**STATED EXERCISE**
What follows is a set of records, each of which is to be written out exactly.

____ DATA ENTRIES

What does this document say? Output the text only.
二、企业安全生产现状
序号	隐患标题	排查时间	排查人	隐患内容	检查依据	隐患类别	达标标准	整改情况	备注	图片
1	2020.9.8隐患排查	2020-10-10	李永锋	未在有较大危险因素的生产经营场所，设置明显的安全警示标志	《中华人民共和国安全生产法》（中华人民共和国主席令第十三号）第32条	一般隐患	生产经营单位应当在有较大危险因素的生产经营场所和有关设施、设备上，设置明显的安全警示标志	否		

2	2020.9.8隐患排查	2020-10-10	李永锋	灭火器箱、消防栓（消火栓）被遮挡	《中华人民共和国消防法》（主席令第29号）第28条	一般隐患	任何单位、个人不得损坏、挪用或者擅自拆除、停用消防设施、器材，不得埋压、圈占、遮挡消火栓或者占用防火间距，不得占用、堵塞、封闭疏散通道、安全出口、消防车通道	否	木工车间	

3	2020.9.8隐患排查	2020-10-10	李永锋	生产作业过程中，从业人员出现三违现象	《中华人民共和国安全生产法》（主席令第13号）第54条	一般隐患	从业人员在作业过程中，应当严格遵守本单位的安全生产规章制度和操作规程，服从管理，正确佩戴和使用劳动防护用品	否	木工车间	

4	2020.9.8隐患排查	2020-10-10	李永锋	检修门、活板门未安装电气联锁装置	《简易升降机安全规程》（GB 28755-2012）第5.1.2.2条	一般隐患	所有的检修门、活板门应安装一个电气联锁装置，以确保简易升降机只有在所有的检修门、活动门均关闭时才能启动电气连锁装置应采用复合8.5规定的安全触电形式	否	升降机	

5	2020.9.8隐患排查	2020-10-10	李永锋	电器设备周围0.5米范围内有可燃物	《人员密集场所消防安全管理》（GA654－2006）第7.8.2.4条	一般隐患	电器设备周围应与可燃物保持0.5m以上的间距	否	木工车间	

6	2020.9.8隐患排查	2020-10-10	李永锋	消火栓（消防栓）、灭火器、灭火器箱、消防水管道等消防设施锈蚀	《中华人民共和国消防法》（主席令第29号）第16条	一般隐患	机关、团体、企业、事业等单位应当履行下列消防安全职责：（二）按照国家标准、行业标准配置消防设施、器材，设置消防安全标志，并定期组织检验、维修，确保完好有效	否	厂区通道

________

**ANSWER TO THIS TASK**
What does this document say? Output the text only.
二、企业安全生产现状
序号	隐患标题	排查时间	排查人	隐患内容	检查依据	隐患类别	达标标准	整改情况	备注	图片
1	2020.9.8隐患排查	2020-10-10	李永锋	未在有较大危险因素的生产经营场所，设置明显的安全警示标志	《中华人民共和国安全生产法》（中华人民共和国主席令第十三号）第32条	一般隐患	生产经营单位应当在有较大危险因素的生产经营场所和有关设施、设备上，设置明显的安全警示标志	否		

2	2020.9.8隐患排查	2020-10-10	李永锋	灭火器箱、消防栓（消火栓）被遮挡	《中华人民共和国消防法》（主席令第29号）第28条	一般隐患	任何单位、个人不得损坏、挪用或者擅自拆除、停用消防设施、器材，不得埋压、圈占、遮挡消火栓或者占用防火间距，不得占用、堵塞、封闭疏散通道、安全出口、消防车通道	否	木工车间	

3	2020.9.8隐患排查	2020-10-10	李永锋	生产作业过程中，从业人员出现三违现象	《中华人民共和国安全生产法》（主席令第13号）第54条	一般隐患	从业人员在作业过程中，应当严格遵守本单位的安全生产规章制度和操作规程，服从管理，正确佩戴和使用劳动防护用品	否	木工车间	

4	2020.9.8隐患排查	2020-10-10	李永锋	检修门、活板门未安装电气联锁装置	《简易升降机安全规程》（GB 28755-2012）第5.1.2.2条	一般隐患	所有的检修门、活板门应安装一个电气联锁装置，以确保简易升降机只有在所有的检修门、活动门均关闭时才能启动电气连锁装置应采用复合8.5规定的安全触电形式	否	升降机	

5	2020.9.8隐患排查	2020-10-10	李永锋	电器设备周围0.5米范围内有可燃物	《人员密集场所消防安全管理》（GA654－2006）第7.8.2.4条	一般隐患	电器设备周围应与可燃物保持0.5m以上的间距	否	木工车间	

6	2020.9.8隐患排查	2020-10-10	李永锋	消火栓（消防栓）、灭火器、灭火器箱、消防水管道等消防设施锈蚀	《中华人民共和国消防法》（主席令第29号）第16条	一般隐患	机关、团体、企业、事业等单位应当履行下列消防安全职责：（二）按照国家标准、行业标准配置消防设施、器材，设置消防安全标志，并定期组织检验、维修，确保完好有效	否	厂区通道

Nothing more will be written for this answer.